In the text on Tantra, what three phases make up the process of sublimation?

> [Extracted text]:
START

Generally speaking, the Hindu god and goddess Shiva and Shakti are perceived as separate and distinct. However, in Tantra, even in the process of evolution, Reality remains pure consciousness, pure being and pure bliss, and Tantra denies neither the act nor the fact of this process. In fact, Tantra affirms that both the world-process itself, and the individual jiva, are themselves Real. In this respect, Tantra distinguishes itself both from pure dualism and from the qualified non-dualism of Vedanta.[23]

Evolution, or the "outgoing current," is only half of the functioning of Maya. Involution, or the "return current," takes the jiva back towards the source, or the root of Reality, revealing the infinite. Tantra is understood to teach the method of changing the "outgoing current" into the "return current," transforming the fetters created by Maya into that which "releases" or "liberates." This view underscores two maxims of Tantra: "One must rise by that by which one falls," and "the very poison that kills becomes the elixir of life when used by the wise."[23]

The method

The Tantric aim is to sublimate rather than to negate relative reality. This process of sublimation consists of three phases: purification, elevation, and the "reaffirmation of identity on the plane of pure consciousness."[23] The methods employed by Dakshinachara (right-hand path) interpretations of Tantra are very different from the methods used in the pursuit of the Vamachara (left-hand path).

END

> [Element and region data]:
START

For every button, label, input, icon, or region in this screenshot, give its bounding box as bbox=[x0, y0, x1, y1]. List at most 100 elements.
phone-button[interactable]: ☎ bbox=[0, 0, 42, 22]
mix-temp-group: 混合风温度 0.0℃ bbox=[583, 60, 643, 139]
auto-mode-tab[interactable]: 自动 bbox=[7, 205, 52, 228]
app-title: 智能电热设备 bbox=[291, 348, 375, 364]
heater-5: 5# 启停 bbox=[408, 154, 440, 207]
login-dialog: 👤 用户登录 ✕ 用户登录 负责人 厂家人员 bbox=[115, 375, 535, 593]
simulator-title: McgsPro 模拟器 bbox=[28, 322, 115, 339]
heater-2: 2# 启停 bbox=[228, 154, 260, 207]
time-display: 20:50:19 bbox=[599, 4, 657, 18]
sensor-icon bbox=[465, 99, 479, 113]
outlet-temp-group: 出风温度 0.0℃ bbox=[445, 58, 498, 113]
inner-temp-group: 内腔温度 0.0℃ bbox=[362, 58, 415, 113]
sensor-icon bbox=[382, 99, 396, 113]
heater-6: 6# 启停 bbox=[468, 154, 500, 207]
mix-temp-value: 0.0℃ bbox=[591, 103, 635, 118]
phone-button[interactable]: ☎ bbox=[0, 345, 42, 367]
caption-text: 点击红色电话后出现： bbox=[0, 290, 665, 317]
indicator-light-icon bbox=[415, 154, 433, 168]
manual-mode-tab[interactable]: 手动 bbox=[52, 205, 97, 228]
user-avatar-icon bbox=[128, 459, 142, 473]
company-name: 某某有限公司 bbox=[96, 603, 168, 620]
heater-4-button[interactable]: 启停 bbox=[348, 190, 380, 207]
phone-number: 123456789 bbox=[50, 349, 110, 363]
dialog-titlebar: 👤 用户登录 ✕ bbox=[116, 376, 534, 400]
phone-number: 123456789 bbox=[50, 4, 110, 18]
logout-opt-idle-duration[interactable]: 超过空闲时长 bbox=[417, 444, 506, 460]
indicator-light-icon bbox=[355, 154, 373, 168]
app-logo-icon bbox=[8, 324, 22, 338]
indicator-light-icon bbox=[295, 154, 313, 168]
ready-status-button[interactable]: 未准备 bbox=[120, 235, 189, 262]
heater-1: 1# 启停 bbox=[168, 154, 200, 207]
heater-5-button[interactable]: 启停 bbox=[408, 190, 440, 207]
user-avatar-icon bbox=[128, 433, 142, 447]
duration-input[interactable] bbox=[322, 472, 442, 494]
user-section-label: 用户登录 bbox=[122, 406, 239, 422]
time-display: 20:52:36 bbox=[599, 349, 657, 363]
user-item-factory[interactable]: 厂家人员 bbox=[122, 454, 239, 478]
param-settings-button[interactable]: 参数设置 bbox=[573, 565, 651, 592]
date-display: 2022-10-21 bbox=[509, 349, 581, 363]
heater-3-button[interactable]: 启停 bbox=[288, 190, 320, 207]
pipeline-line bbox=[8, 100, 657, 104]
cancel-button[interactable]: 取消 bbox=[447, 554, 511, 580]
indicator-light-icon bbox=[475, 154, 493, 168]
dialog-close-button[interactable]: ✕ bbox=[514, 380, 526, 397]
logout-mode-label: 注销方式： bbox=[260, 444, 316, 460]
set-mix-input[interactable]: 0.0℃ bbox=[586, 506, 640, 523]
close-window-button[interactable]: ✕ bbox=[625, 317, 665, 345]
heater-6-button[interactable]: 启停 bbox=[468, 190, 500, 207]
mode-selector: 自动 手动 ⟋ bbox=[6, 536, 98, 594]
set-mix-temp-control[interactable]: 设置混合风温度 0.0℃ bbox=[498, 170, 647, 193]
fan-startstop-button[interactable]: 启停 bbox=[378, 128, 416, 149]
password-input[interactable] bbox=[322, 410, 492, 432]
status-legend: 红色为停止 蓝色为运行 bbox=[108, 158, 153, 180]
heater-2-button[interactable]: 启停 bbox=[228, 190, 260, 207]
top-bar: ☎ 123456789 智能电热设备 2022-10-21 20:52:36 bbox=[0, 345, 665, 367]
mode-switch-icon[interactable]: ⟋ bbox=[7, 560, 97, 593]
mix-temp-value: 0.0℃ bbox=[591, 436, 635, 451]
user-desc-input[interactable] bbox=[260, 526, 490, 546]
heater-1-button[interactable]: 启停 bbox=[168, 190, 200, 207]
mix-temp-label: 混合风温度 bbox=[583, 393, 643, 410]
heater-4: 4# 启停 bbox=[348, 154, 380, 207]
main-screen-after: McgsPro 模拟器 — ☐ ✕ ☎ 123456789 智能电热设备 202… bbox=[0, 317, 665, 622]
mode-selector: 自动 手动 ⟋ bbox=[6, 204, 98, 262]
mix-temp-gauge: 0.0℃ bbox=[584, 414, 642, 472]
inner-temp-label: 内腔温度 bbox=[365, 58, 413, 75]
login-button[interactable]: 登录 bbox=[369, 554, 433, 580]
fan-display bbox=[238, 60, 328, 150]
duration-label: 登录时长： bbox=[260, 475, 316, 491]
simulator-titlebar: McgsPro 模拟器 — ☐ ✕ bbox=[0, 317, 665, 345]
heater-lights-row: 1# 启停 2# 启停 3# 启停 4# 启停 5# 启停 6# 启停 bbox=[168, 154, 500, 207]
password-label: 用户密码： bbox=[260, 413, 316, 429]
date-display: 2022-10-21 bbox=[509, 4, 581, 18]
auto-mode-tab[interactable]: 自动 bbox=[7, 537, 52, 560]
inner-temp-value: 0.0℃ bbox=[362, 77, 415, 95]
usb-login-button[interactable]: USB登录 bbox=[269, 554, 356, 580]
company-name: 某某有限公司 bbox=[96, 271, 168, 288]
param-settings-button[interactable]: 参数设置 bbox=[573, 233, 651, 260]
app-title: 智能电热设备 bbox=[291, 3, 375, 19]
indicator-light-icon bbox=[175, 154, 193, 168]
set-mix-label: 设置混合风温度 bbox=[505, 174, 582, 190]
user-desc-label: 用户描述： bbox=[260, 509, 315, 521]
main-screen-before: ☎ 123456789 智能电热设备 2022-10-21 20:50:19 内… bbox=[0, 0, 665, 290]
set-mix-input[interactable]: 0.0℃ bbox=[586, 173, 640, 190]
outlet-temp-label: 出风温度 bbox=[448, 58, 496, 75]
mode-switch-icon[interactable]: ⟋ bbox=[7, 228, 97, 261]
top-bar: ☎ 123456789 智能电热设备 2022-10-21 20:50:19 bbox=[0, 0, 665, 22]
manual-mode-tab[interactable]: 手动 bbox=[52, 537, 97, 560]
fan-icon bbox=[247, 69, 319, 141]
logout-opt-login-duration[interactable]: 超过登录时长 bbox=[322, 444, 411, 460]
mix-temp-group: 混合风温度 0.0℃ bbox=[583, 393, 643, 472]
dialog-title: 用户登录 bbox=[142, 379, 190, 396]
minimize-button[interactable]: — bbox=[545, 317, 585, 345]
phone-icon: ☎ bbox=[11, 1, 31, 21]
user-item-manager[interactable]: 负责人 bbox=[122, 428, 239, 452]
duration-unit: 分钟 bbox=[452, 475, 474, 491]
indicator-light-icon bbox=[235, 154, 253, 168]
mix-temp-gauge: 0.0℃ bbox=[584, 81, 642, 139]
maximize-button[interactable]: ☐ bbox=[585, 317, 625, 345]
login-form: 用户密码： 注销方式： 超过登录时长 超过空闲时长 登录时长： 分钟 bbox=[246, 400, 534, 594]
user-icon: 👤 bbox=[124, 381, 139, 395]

END

> [Result of this task]:
Purification, elevation, and the "reaffirmation of identity on the plane of pure consciousness."